__Instructions to follow__. Find every line of the listing below where "text" appears, and copy it.

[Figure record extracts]

Start

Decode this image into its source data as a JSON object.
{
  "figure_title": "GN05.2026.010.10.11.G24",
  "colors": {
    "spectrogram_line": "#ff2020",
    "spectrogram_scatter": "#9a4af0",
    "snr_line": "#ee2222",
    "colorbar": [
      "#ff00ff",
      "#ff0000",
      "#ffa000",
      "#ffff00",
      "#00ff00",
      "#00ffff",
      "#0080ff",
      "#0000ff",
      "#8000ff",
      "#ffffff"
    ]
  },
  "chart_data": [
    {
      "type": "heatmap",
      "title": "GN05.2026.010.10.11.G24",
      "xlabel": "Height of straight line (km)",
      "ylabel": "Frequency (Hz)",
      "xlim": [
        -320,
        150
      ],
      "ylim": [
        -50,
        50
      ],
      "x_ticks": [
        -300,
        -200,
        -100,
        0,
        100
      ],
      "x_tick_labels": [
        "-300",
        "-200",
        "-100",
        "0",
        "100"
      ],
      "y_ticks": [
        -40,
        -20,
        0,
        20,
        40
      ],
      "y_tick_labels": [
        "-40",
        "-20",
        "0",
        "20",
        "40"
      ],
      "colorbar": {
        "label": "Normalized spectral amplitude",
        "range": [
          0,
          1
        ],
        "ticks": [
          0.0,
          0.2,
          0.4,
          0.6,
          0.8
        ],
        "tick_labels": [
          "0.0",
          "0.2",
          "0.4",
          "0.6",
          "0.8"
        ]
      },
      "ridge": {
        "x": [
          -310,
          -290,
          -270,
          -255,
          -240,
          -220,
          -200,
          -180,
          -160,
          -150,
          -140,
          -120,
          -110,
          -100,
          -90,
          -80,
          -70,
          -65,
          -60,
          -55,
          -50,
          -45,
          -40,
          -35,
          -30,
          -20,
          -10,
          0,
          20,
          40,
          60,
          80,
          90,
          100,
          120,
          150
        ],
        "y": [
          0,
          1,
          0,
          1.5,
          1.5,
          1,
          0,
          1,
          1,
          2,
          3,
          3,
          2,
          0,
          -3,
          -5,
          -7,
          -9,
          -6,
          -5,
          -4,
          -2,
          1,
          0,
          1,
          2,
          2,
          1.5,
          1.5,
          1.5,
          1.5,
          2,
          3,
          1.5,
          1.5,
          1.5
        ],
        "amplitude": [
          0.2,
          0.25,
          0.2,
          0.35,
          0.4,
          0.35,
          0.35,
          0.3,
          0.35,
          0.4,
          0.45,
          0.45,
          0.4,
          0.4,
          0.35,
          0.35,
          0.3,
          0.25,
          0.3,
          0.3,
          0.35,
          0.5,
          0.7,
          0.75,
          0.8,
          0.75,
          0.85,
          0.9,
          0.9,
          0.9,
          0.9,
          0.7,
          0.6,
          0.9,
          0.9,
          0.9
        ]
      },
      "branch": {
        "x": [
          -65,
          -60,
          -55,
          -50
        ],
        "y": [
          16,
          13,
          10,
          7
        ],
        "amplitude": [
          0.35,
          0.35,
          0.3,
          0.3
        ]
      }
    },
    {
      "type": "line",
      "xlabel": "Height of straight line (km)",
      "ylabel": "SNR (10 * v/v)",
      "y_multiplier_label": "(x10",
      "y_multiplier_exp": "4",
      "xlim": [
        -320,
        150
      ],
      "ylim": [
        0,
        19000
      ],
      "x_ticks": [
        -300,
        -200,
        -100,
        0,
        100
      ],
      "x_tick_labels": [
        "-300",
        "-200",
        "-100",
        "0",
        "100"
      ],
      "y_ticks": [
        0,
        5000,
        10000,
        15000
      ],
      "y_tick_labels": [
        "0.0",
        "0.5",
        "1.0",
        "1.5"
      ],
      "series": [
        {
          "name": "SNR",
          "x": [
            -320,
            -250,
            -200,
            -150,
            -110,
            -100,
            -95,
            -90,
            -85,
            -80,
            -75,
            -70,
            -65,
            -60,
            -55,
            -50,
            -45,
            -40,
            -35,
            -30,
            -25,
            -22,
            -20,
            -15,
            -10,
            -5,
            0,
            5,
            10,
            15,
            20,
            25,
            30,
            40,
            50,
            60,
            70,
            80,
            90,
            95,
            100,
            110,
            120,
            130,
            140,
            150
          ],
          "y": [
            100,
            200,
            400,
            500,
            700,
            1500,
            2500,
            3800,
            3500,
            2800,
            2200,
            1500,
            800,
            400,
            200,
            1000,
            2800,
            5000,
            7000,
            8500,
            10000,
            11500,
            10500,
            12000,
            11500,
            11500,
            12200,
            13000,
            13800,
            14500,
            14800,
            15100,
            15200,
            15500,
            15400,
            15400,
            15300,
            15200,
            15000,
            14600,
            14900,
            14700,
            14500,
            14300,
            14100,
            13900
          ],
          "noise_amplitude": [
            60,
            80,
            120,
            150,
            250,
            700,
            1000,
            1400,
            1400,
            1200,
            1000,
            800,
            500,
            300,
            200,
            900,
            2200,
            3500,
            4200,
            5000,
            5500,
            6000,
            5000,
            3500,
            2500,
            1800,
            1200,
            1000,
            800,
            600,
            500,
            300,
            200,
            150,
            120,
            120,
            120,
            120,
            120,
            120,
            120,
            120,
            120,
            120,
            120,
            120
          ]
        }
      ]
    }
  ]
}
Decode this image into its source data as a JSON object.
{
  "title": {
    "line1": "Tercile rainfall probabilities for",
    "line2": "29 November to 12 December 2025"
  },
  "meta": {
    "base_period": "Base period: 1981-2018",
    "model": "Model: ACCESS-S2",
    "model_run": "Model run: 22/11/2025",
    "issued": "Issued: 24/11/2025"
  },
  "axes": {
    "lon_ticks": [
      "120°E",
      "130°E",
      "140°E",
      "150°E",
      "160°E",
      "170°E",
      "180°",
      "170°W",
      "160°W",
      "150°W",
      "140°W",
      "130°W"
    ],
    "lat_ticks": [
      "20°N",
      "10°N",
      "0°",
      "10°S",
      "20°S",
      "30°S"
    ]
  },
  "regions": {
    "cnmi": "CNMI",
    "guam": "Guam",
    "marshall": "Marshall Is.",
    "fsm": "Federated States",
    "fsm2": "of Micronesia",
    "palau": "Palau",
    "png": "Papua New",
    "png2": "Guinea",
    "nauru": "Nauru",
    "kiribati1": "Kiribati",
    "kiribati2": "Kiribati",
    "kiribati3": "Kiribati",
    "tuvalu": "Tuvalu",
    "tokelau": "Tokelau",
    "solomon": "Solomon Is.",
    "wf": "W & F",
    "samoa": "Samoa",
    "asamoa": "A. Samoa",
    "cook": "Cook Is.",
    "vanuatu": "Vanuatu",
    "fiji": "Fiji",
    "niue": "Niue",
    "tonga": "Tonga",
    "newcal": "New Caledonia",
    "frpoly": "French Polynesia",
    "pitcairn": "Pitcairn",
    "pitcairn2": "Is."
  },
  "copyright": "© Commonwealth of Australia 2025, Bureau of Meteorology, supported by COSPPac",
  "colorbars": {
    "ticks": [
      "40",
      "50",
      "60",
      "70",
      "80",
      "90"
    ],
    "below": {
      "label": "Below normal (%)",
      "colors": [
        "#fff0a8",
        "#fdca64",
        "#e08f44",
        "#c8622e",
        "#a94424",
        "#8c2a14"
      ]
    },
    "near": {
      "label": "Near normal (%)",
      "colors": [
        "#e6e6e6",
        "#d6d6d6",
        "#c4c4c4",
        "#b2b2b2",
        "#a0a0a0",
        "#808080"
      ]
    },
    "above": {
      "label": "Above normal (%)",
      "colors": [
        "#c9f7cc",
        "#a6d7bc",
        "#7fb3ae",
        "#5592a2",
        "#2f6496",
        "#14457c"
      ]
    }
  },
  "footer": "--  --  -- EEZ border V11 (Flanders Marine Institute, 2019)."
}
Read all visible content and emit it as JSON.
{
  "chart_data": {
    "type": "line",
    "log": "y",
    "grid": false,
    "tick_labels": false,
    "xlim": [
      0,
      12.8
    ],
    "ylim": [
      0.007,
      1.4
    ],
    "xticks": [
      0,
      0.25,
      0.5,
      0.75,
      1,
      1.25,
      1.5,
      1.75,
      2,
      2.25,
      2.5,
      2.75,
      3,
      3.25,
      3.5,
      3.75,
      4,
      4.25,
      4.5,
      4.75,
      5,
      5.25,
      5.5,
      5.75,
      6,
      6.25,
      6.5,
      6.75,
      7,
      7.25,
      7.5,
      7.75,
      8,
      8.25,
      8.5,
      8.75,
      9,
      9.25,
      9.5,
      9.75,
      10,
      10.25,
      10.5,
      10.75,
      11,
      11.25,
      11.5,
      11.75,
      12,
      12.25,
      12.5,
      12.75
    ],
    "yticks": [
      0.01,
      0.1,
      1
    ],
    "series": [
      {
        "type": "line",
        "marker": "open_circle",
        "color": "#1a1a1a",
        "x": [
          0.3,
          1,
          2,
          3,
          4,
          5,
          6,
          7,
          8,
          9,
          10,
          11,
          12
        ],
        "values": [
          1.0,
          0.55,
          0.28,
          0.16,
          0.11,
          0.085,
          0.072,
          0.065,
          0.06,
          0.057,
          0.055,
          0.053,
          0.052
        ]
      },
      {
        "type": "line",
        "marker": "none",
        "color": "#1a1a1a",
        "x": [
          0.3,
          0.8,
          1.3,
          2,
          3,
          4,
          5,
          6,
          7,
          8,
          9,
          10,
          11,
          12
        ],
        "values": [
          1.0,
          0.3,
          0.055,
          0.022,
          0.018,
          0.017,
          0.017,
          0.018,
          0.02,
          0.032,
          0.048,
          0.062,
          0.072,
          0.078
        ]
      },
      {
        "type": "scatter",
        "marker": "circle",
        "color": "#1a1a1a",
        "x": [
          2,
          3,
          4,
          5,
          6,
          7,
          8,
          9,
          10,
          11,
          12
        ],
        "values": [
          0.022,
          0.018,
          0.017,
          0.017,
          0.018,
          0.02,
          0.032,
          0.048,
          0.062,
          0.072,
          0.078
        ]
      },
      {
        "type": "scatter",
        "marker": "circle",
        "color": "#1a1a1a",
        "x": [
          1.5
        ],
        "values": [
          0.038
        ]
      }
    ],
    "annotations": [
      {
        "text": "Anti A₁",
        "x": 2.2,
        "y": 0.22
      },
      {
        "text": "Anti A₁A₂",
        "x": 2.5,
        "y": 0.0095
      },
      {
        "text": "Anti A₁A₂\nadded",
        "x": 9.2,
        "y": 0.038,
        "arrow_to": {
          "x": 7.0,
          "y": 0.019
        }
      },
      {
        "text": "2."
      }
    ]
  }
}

End

__Solution to the exercise__.
        "text": "Anti A₁",
        "text": "Anti A₁A₂",
        "text": "Anti A₁A₂\nadded",
        "text": "2."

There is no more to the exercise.